### Short task
Omit the pictures and output every entry below exactly as written.
☆ ☆ ☆
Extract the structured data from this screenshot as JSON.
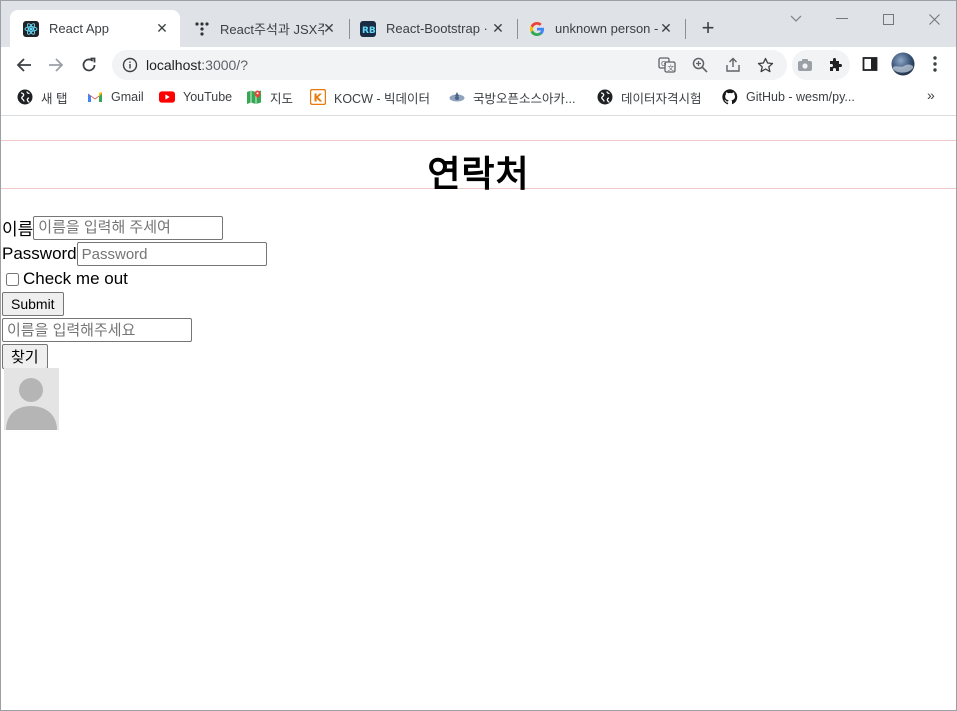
{
  "browser": {
    "tabs": [
      {
        "title": "React App",
        "active": true
      },
      {
        "title": "React주석과 JSX주",
        "active": false
      },
      {
        "title": "React-Bootstrap · I",
        "active": false
      },
      {
        "title": "unknown person -",
        "active": false
      }
    ],
    "url": {
      "host": "localhost",
      "rest": ":3000/?"
    },
    "bookmarks": [
      {
        "label": "새 탭",
        "icon": "globe-icon"
      },
      {
        "label": "Gmail",
        "icon": "gmail-icon"
      },
      {
        "label": "YouTube",
        "icon": "youtube-icon"
      },
      {
        "label": "지도",
        "icon": "maps-icon"
      },
      {
        "label": "KOCW - 빅데이터",
        "icon": "kocw-icon"
      },
      {
        "label": "국방오픈소스아카...",
        "icon": "academy-icon"
      },
      {
        "label": "데이터자격시험",
        "icon": "globe-icon"
      },
      {
        "label": "GitHub - wesm/py...",
        "icon": "github-icon"
      }
    ],
    "bookmarks_more": "»"
  },
  "page": {
    "title": "연락처",
    "name_label": "이름",
    "name_placeholder": "이름을 입력해 주세여",
    "password_label": "Password",
    "password_placeholder": "Password",
    "checkbox_label": "Check me out",
    "submit_label": "Submit",
    "search_placeholder": "이름을 입력해주세요",
    "find_label": "찾기"
  },
  "colors": {
    "tabstrip": "#dfe3e8",
    "header_border": "#f0c8c8",
    "avatar_bg": "#e4e4e4",
    "avatar_fg": "#b5b5b5"
  }
}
☆ ☆ ☆
### Finished task
Extract the structured data from this screenshot as JSON.
{
  "browser": {
    "tabs": [
      {
        "title": "React App",
        "active": true
      },
      {
        "title": "React주석과 JSX주",
        "active": false
      },
      {
        "title": "React-Bootstrap · I",
        "active": false
      },
      {
        "title": "unknown person -",
        "active": false
      }
    ],
    "url": {
      "host": "localhost",
      "rest": ":3000/?"
    },
    "bookmarks": [
      {
        "label": "새 탭",
        "icon": "globe-icon"
      },
      {
        "label": "Gmail",
        "icon": "gmail-icon"
      },
      {
        "label": "YouTube",
        "icon": "youtube-icon"
      },
      {
        "label": "지도",
        "icon": "maps-icon"
      },
      {
        "label": "KOCW - 빅데이터",
        "icon": "kocw-icon"
      },
      {
        "label": "국방오픈소스아카...",
        "icon": "academy-icon"
      },
      {
        "label": "데이터자격시험",
        "icon": "globe-icon"
      },
      {
        "label": "GitHub - wesm/py...",
        "icon": "github-icon"
      }
    ],
    "bookmarks_more": "»"
  },
  "page": {
    "title": "연락처",
    "name_label": "이름",
    "name_placeholder": "이름을 입력해 주세여",
    "password_label": "Password",
    "password_placeholder": "Password",
    "checkbox_label": "Check me out",
    "submit_label": "Submit",
    "search_placeholder": "이름을 입력해주세요",
    "find_label": "찾기"
  },
  "colors": {
    "tabstrip": "#dfe3e8",
    "header_border": "#f0c8c8",
    "avatar_bg": "#e4e4e4",
    "avatar_fg": "#b5b5b5"
  }
}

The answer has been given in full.